** BEGIN Input material **

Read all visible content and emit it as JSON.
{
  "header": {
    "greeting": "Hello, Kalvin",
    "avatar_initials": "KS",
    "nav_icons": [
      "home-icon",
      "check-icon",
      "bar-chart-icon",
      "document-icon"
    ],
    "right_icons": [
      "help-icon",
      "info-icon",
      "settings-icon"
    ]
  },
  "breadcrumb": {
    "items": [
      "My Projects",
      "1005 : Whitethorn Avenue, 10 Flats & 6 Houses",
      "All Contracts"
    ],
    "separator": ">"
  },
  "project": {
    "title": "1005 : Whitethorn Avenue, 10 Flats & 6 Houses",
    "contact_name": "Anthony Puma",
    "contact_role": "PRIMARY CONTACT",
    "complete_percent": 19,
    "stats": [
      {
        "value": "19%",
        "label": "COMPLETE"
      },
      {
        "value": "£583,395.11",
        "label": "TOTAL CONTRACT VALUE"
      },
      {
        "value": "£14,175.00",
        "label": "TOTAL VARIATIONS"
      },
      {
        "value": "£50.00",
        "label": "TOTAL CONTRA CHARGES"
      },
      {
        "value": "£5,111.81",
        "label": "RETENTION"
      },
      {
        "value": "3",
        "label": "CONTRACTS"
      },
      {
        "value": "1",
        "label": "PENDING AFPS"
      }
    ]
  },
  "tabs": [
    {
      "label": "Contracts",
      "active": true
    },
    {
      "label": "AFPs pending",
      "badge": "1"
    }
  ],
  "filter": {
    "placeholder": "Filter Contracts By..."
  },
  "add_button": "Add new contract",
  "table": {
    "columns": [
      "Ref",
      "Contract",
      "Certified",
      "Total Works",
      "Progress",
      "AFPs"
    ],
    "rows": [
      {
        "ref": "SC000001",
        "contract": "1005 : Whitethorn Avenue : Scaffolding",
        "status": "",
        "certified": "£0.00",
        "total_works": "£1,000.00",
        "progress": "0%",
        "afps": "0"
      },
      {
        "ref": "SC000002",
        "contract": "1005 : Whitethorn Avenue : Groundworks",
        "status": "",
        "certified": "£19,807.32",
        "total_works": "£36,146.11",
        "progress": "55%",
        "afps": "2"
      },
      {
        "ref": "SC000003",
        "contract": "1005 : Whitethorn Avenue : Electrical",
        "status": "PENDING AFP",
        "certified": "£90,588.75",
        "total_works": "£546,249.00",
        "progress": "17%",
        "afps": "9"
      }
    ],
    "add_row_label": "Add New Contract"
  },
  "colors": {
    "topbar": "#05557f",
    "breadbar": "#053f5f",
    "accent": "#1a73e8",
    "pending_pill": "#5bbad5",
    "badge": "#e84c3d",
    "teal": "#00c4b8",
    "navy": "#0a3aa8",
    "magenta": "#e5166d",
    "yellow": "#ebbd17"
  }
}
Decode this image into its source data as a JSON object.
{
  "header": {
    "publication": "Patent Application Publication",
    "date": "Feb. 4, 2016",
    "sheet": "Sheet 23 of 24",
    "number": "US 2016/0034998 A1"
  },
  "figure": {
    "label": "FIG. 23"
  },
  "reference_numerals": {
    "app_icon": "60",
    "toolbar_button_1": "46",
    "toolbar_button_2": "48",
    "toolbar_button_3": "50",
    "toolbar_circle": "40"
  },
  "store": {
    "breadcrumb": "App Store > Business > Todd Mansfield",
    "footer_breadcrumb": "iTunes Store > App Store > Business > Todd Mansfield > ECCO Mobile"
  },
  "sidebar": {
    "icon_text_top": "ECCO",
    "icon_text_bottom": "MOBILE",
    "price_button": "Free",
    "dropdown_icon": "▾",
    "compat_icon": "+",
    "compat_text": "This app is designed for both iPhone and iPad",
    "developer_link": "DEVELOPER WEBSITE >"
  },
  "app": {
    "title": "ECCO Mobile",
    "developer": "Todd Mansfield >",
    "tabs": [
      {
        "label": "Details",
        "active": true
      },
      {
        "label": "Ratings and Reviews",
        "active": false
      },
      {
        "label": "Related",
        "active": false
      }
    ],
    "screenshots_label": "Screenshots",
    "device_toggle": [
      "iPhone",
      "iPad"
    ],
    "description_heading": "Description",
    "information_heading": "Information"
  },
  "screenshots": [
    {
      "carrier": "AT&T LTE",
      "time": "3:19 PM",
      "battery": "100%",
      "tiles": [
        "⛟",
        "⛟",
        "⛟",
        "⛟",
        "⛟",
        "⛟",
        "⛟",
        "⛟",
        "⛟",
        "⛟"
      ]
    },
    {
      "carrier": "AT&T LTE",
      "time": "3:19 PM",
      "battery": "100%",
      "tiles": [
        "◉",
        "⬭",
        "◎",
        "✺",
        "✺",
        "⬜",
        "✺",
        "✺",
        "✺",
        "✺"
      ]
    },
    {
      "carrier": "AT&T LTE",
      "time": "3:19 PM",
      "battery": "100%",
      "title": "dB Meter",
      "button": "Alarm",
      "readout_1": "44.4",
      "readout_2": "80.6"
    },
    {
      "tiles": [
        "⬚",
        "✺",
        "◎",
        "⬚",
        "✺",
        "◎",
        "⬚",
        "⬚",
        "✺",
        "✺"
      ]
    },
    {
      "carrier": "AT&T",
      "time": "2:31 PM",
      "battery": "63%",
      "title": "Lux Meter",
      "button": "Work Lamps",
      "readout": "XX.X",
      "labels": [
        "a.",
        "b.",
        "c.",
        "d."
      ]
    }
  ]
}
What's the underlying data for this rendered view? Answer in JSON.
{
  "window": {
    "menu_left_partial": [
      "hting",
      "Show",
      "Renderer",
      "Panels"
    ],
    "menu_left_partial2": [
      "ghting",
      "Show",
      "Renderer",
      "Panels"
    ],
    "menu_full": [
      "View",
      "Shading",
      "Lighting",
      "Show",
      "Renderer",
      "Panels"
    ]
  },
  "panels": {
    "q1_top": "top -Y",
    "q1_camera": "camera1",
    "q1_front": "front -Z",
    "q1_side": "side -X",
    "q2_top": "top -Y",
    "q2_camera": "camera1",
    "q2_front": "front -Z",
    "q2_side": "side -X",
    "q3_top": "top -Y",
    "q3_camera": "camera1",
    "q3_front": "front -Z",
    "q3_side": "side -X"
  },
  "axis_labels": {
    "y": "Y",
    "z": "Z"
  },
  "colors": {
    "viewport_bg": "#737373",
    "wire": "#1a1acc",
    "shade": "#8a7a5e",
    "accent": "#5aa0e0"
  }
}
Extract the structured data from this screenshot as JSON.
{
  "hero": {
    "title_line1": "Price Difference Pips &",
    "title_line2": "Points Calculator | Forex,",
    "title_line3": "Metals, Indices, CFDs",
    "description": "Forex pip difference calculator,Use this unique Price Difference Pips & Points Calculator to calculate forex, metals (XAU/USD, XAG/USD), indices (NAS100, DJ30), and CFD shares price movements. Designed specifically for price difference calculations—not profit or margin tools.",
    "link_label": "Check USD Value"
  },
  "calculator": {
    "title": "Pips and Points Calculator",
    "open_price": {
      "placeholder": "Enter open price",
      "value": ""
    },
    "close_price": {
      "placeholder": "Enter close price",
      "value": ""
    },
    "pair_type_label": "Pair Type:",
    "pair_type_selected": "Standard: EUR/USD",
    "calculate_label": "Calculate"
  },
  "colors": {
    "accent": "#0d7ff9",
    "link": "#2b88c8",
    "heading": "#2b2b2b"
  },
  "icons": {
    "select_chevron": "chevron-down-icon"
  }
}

** END Input material **

■ Work to be completed:
Print every entry exactly as it appears.

■ Correct output:
Read all visible content and emit it as JSON.
{
  "header": {
    "greeting": "Hello, Kalvin",
    "avatar_initials": "KS",
    "nav_icons": [
      "home-icon",
      "check-icon",
      "bar-chart-icon",
      "document-icon"
    ],
    "right_icons": [
      "help-icon",
      "info-icon",
      "settings-icon"
    ]
  },
  "breadcrumb": {
    "items": [
      "My Projects",
      "1005 : Whitethorn Avenue, 10 Flats & 6 Houses",
      "All Contracts"
    ],
    "separator": ">"
  },
  "project": {
    "title": "1005 : Whitethorn Avenue, 10 Flats & 6 Houses",
    "contact_name": "Anthony Puma",
    "contact_role": "PRIMARY CONTACT",
    "complete_percent": 19,
    "stats": [
      {
        "value": "19%",
        "label": "COMPLETE"
      },
      {
        "value": "£583,395.11",
        "label": "TOTAL CONTRACT VALUE"
      },
      {
        "value": "£14,175.00",
        "label": "TOTAL VARIATIONS"
      },
      {
        "value": "£50.00",
        "label": "TOTAL CONTRA CHARGES"
      },
      {
        "value": "£5,111.81",
        "label": "RETENTION"
      },
      {
        "value": "3",
        "label": "CONTRACTS"
      },
      {
        "value": "1",
        "label": "PENDING AFPS"
      }
    ]
  },
  "tabs": [
    {
      "label": "Contracts",
      "active": true
    },
    {
      "label": "AFPs pending",
      "badge": "1"
    }
  ],
  "filter": {
    "placeholder": "Filter Contracts By..."
  },
  "add_button": "Add new contract",
  "table": {
    "columns": [
      "Ref",
      "Contract",
      "Certified",
      "Total Works",
      "Progress",
      "AFPs"
    ],
    "rows": [
      {
        "ref": "SC000001",
        "contract": "1005 : Whitethorn Avenue : Scaffolding",
        "status": "",
        "certified": "£0.00",
        "total_works": "£1,000.00",
        "progress": "0%",
        "afps": "0"
      },
      {
        "ref": "SC000002",
        "contract": "1005 : Whitethorn Avenue : Groundworks",
        "status": "",
        "certified": "£19,807.32",
        "total_works": "£36,146.11",
        "progress": "55%",
        "afps": "2"
      },
      {
        "ref": "SC000003",
        "contract": "1005 : Whitethorn Avenue : Electrical",
        "status": "PENDING AFP",
        "certified": "£90,588.75",
        "total_works": "£546,249.00",
        "progress": "17%",
        "afps": "9"
      }
    ],
    "add_row_label": "Add New Contract"
  },
  "colors": {
    "topbar": "#05557f",
    "breadbar": "#053f5f",
    "accent": "#1a73e8",
    "pending_pill": "#5bbad5",
    "badge": "#e84c3d",
    "teal": "#00c4b8",
    "navy": "#0a3aa8",
    "magenta": "#e5166d",
    "yellow": "#ebbd17"
  }
}
Decode this image into its source data as a JSON object.
{
  "header": {
    "publication": "Patent Application Publication",
    "date": "Feb. 4, 2016",
    "sheet": "Sheet 23 of 24",
    "number": "US 2016/0034998 A1"
  },
  "figure": {
    "label": "FIG. 23"
  },
  "reference_numerals": {
    "app_icon": "60",
    "toolbar_button_1": "46",
    "toolbar_button_2": "48",
    "toolbar_button_3": "50",
    "toolbar_circle": "40"
  },
  "store": {
    "breadcrumb": "App Store > Business > Todd Mansfield",
    "footer_breadcrumb": "iTunes Store > App Store > Business > Todd Mansfield > ECCO Mobile"
  },
  "sidebar": {
    "icon_text_top": "ECCO",
    "icon_text_bottom": "MOBILE",
    "price_button": "Free",
    "dropdown_icon": "▾",
    "compat_icon": "+",
    "compat_text": "This app is designed for both iPhone and iPad",
    "developer_link": "DEVELOPER WEBSITE >"
  },
  "app": {
    "title": "ECCO Mobile",
    "developer": "Todd Mansfield >",
    "tabs": [
      {
        "label": "Details",
        "active": true
      },
      {
        "label": "Ratings and Reviews",
        "active": false
      },
      {
        "label": "Related",
        "active": false
      }
    ],
    "screenshots_label": "Screenshots",
    "device_toggle": [
      "iPhone",
      "iPad"
    ],
    "description_heading": "Description",
    "information_heading": "Information"
  },
  "screenshots": [
    {
      "carrier": "AT&T LTE",
      "time": "3:19 PM",
      "battery": "100%",
      "tiles": [
        "⛟",
        "⛟",
        "⛟",
        "⛟",
        "⛟",
        "⛟",
        "⛟",
        "⛟",
        "⛟",
        "⛟"
      ]
    },
    {
      "carrier": "AT&T LTE",
      "time": "3:19 PM",
      "battery": "100%",
      "tiles": [
        "◉",
        "⬭",
        "◎",
        "✺",
        "✺",
        "⬜",
        "✺",
        "✺",
        "✺",
        "✺"
      ]
    },
    {
      "carrier": "AT&T LTE",
      "time": "3:19 PM",
      "battery": "100%",
      "title": "dB Meter",
      "button": "Alarm",
      "readout_1": "44.4",
      "readout_2": "80.6"
    },
    {
      "tiles": [
        "⬚",
        "✺",
        "◎",
        "⬚",
        "✺",
        "◎",
        "⬚",
        "⬚",
        "✺",
        "✺"
      ]
    },
    {
      "carrier": "AT&T",
      "time": "2:31 PM",
      "battery": "63%",
      "title": "Lux Meter",
      "button": "Work Lamps",
      "readout": "XX.X",
      "labels": [
        "a.",
        "b.",
        "c.",
        "d."
      ]
    }
  ]
}
What's the underlying data for this rendered view? Answer in JSON.
{
  "window": {
    "menu_left_partial": [
      "hting",
      "Show",
      "Renderer",
      "Panels"
    ],
    "menu_left_partial2": [
      "ghting",
      "Show",
      "Renderer",
      "Panels"
    ],
    "menu_full": [
      "View",
      "Shading",
      "Lighting",
      "Show",
      "Renderer",
      "Panels"
    ]
  },
  "panels": {
    "q1_top": "top -Y",
    "q1_camera": "camera1",
    "q1_front": "front -Z",
    "q1_side": "side -X",
    "q2_top": "top -Y",
    "q2_camera": "camera1",
    "q2_front": "front -Z",
    "q2_side": "side -X",
    "q3_top": "top -Y",
    "q3_camera": "camera1",
    "q3_front": "front -Z",
    "q3_side": "side -X"
  },
  "axis_labels": {
    "y": "Y",
    "z": "Z"
  },
  "colors": {
    "viewport_bg": "#737373",
    "wire": "#1a1acc",
    "shade": "#8a7a5e",
    "accent": "#5aa0e0"
  }
}
Extract the structured data from this screenshot as JSON.
{
  "hero": {
    "title_line1": "Price Difference Pips &",
    "title_line2": "Points Calculator | Forex,",
    "title_line3": "Metals, Indices, CFDs",
    "description": "Forex pip difference calculator,Use this unique Price Difference Pips & Points Calculator to calculate forex, metals (XAU/USD, XAG/USD), indices (NAS100, DJ30), and CFD shares price movements. Designed specifically for price difference calculations—not profit or margin tools.",
    "link_label": "Check USD Value"
  },
  "calculator": {
    "title": "Pips and Points Calculator",
    "open_price": {
      "placeholder": "Enter open price",
      "value": ""
    },
    "close_price": {
      "placeholder": "Enter close price",
      "value": ""
    },
    "pair_type_label": "Pair Type:",
    "pair_type_selected": "Standard: EUR/USD",
    "calculate_label": "Calculate"
  },
  "colors": {
    "accent": "#0d7ff9",
    "link": "#2b88c8",
    "heading": "#2b2b2b"
  },
  "icons": {
    "select_chevron": "chevron-down-icon"
  }
}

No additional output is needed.